_Stored records:_
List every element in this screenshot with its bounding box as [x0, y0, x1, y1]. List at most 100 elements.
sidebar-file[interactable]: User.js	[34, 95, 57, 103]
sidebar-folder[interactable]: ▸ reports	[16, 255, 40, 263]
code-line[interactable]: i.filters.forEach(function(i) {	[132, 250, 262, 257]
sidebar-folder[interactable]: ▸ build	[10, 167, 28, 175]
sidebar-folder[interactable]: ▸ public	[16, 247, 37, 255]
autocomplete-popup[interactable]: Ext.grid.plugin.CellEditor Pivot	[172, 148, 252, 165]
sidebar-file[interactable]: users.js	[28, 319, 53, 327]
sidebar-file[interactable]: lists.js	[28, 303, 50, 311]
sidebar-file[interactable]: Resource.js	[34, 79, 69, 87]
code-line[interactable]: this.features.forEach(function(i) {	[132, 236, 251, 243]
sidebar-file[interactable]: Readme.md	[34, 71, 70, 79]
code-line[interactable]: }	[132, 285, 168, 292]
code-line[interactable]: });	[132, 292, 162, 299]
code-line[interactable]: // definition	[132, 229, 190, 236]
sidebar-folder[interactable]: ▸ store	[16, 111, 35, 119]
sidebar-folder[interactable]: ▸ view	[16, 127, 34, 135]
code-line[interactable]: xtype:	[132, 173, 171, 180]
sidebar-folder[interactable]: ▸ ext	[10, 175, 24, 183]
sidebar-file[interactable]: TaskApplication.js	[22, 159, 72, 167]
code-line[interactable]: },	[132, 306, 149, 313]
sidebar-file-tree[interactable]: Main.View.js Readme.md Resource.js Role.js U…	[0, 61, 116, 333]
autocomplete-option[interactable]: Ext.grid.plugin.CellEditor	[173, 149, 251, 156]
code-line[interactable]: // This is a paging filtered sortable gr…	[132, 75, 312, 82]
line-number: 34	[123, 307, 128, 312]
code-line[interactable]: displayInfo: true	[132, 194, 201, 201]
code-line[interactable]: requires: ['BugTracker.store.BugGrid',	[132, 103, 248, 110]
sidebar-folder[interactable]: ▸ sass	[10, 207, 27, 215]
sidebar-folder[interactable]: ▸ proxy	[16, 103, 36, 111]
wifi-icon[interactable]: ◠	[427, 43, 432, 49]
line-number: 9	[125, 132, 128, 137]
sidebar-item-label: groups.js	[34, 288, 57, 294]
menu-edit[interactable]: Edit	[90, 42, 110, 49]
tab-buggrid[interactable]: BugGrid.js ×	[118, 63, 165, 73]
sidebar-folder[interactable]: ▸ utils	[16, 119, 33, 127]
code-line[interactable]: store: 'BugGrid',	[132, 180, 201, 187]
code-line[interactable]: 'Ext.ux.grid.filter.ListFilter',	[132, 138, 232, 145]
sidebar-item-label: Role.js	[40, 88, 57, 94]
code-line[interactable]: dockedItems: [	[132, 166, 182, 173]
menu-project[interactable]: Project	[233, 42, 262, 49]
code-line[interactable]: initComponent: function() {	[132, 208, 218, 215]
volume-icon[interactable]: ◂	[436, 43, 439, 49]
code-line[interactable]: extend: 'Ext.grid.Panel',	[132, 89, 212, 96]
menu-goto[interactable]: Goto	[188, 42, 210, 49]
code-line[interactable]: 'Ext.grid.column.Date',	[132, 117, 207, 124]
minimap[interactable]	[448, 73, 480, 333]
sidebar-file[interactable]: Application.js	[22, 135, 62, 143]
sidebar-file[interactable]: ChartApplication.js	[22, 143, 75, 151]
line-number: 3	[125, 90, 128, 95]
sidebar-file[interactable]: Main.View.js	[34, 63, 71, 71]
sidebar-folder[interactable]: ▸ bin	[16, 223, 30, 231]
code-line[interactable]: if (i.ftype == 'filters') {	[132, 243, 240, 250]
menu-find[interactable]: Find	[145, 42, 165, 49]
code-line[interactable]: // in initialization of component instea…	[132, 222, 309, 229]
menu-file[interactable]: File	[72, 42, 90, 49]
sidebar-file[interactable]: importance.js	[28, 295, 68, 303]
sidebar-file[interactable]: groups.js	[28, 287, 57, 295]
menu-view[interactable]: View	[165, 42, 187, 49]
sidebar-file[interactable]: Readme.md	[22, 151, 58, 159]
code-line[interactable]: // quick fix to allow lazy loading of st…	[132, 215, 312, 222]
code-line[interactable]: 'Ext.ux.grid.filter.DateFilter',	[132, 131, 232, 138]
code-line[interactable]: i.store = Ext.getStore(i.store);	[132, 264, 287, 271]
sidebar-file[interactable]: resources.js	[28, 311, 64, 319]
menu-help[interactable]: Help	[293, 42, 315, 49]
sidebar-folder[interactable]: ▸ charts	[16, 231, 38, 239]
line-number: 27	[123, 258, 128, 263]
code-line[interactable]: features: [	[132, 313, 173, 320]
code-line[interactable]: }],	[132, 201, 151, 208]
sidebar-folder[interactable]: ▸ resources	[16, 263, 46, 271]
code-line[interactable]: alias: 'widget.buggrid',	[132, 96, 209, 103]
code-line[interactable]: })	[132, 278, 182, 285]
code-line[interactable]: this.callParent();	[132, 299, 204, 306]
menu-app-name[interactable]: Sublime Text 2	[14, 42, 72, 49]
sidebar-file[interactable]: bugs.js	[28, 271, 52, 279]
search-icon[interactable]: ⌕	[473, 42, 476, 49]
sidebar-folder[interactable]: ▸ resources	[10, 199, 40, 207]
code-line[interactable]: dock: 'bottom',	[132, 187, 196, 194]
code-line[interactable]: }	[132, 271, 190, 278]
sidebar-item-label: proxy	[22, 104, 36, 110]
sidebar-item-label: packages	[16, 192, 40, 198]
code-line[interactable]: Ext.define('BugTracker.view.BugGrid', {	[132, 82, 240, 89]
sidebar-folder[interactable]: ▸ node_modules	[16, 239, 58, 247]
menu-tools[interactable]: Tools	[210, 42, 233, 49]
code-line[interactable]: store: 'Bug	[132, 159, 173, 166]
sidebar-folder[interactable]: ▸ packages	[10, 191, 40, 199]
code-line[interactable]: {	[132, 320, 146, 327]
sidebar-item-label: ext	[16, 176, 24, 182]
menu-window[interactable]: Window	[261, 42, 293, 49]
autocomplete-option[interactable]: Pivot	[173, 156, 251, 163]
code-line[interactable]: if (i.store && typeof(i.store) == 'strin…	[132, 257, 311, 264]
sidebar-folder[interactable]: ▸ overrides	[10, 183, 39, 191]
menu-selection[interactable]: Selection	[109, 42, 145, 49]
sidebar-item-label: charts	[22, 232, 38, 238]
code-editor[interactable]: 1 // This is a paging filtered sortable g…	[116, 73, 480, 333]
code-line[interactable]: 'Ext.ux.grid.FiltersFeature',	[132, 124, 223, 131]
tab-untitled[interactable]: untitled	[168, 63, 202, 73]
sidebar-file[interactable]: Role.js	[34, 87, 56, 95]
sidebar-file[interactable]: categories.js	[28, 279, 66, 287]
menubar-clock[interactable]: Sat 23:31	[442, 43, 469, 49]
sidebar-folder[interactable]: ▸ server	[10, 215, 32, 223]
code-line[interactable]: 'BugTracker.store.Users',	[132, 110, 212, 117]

_Your instructions:_ Copy the lines of each row above word for word, covering all the rows.

_Result:_
List every element in this screenshot with its bounding box as [x0, y0, x1, y1]. List at most 100 elements.
sidebar-file[interactable]: User.js	[34, 95, 57, 103]
sidebar-folder[interactable]: ▸ reports	[16, 255, 40, 263]
code-line[interactable]: i.filters.forEach(function(i) {	[132, 250, 262, 257]
sidebar-folder[interactable]: ▸ build	[10, 167, 28, 175]
sidebar-folder[interactable]: ▸ public	[16, 247, 37, 255]
autocomplete-popup[interactable]: Ext.grid.plugin.CellEditor Pivot	[172, 148, 252, 165]
sidebar-file[interactable]: users.js	[28, 319, 53, 327]
sidebar-file[interactable]: lists.js	[28, 303, 50, 311]
sidebar-file[interactable]: Resource.js	[34, 79, 69, 87]
code-line[interactable]: this.features.forEach(function(i) {	[132, 236, 251, 243]
sidebar-file[interactable]: Readme.md	[34, 71, 70, 79]
code-line[interactable]: }	[132, 285, 168, 292]
code-line[interactable]: });	[132, 292, 162, 299]
code-line[interactable]: // definition	[132, 229, 190, 236]
sidebar-folder[interactable]: ▸ store	[16, 111, 35, 119]
sidebar-folder[interactable]: ▸ view	[16, 127, 34, 135]
code-line[interactable]: xtype:	[132, 173, 171, 180]
sidebar-folder[interactable]: ▸ ext	[10, 175, 24, 183]
sidebar-file[interactable]: TaskApplication.js	[22, 159, 72, 167]
code-line[interactable]: },	[132, 306, 149, 313]
sidebar-file-tree[interactable]: Main.View.js Readme.md Resource.js Role.js U…	[0, 61, 116, 333]
autocomplete-option[interactable]: Ext.grid.plugin.CellEditor	[173, 149, 251, 156]
code-line[interactable]: // This is a paging filtered sortable gr…	[132, 75, 312, 82]
line-number: 34	[123, 307, 128, 312]
code-line[interactable]: displayInfo: true	[132, 194, 201, 201]
code-line[interactable]: requires: ['BugTracker.store.BugGrid',	[132, 103, 248, 110]
sidebar-folder[interactable]: ▸ sass	[10, 207, 27, 215]
sidebar-folder[interactable]: ▸ proxy	[16, 103, 36, 111]
wifi-icon[interactable]: ◠	[427, 43, 432, 49]
line-number: 9	[125, 132, 128, 137]
sidebar-item-label: groups.js	[34, 288, 57, 294]
menu-edit[interactable]: Edit	[90, 42, 110, 49]
tab-buggrid[interactable]: BugGrid.js ×	[118, 63, 165, 73]
sidebar-folder[interactable]: ▸ utils	[16, 119, 33, 127]
code-line[interactable]: store: 'BugGrid',	[132, 180, 201, 187]
code-line[interactable]: 'Ext.ux.grid.filter.ListFilter',	[132, 138, 232, 145]
sidebar-item-label: Role.js	[40, 88, 57, 94]
code-line[interactable]: dockedItems: [	[132, 166, 182, 173]
menu-project[interactable]: Project	[233, 42, 262, 49]
code-line[interactable]: initComponent: function() {	[132, 208, 218, 215]
volume-icon[interactable]: ◂	[436, 43, 439, 49]
code-line[interactable]: extend: 'Ext.grid.Panel',	[132, 89, 212, 96]
menu-goto[interactable]: Goto	[188, 42, 210, 49]
code-line[interactable]: 'Ext.grid.column.Date',	[132, 117, 207, 124]
minimap[interactable]	[448, 73, 480, 333]
sidebar-file[interactable]: Application.js	[22, 135, 62, 143]
sidebar-file[interactable]: ChartApplication.js	[22, 143, 75, 151]
line-number: 3	[125, 90, 128, 95]
sidebar-file[interactable]: Main.View.js	[34, 63, 71, 71]
sidebar-folder[interactable]: ▸ bin	[16, 223, 30, 231]
code-line[interactable]: if (i.ftype == 'filters') {	[132, 243, 240, 250]
menu-find[interactable]: Find	[145, 42, 165, 49]
code-line[interactable]: // in initialization of component instea…	[132, 222, 309, 229]
menu-file[interactable]: File	[72, 42, 90, 49]
sidebar-file[interactable]: importance.js	[28, 295, 68, 303]
sidebar-file[interactable]: groups.js	[28, 287, 57, 295]
menu-view[interactable]: View	[165, 42, 187, 49]
sidebar-file[interactable]: Readme.md	[22, 151, 58, 159]
code-line[interactable]: // quick fix to allow lazy loading of st…	[132, 215, 312, 222]
code-line[interactable]: 'Ext.ux.grid.filter.DateFilter',	[132, 131, 232, 138]
code-line[interactable]: i.store = Ext.getStore(i.store);	[132, 264, 287, 271]
sidebar-file[interactable]: resources.js	[28, 311, 64, 319]
menu-help[interactable]: Help	[293, 42, 315, 49]
sidebar-folder[interactable]: ▸ charts	[16, 231, 38, 239]
line-number: 27	[123, 258, 128, 263]
code-line[interactable]: features: [	[132, 313, 173, 320]
code-line[interactable]: }],	[132, 201, 151, 208]
sidebar-folder[interactable]: ▸ resources	[16, 263, 46, 271]
code-line[interactable]: alias: 'widget.buggrid',	[132, 96, 209, 103]
code-line[interactable]: })	[132, 278, 182, 285]
code-line[interactable]: this.callParent();	[132, 299, 204, 306]
menu-app-name[interactable]: Sublime Text 2	[14, 42, 72, 49]
sidebar-file[interactable]: bugs.js	[28, 271, 52, 279]
search-icon[interactable]: ⌕	[473, 42, 476, 49]
sidebar-folder[interactable]: ▸ resources	[10, 199, 40, 207]
code-line[interactable]: dock: 'bottom',	[132, 187, 196, 194]
code-line[interactable]: }	[132, 271, 190, 278]
sidebar-item-label: proxy	[22, 104, 36, 110]
sidebar-item-label: packages	[16, 192, 40, 198]
code-line[interactable]: Ext.define('BugTracker.view.BugGrid', {	[132, 82, 240, 89]
sidebar-folder[interactable]: ▸ node_modules	[16, 239, 58, 247]
menu-tools[interactable]: Tools	[210, 42, 233, 49]
code-line[interactable]: store: 'Bug	[132, 159, 173, 166]
sidebar-folder[interactable]: ▸ packages	[10, 191, 40, 199]
code-line[interactable]: {	[132, 320, 146, 327]
sidebar-item-label: ext	[16, 176, 24, 182]
menu-window[interactable]: Window	[261, 42, 293, 49]
autocomplete-option[interactable]: Pivot	[173, 156, 251, 163]
code-line[interactable]: if (i.store && typeof(i.store) == 'strin…	[132, 257, 311, 264]
sidebar-folder[interactable]: ▸ overrides	[10, 183, 39, 191]
menu-selection[interactable]: Selection	[109, 42, 145, 49]
sidebar-item-label: charts	[22, 232, 38, 238]
code-editor[interactable]: 1 // This is a paging filtered sortable g…	[116, 73, 480, 333]
code-line[interactable]: 'Ext.ux.grid.FiltersFeature',	[132, 124, 223, 131]
tab-untitled[interactable]: untitled	[168, 63, 202, 73]
sidebar-file[interactable]: Role.js	[34, 87, 56, 95]
sidebar-file[interactable]: categories.js	[28, 279, 66, 287]
menubar-clock[interactable]: Sat 23:31	[442, 43, 469, 49]
sidebar-folder[interactable]: ▸ server	[10, 215, 32, 223]
code-line[interactable]: 'BugTracker.store.Users',	[132, 110, 212, 117]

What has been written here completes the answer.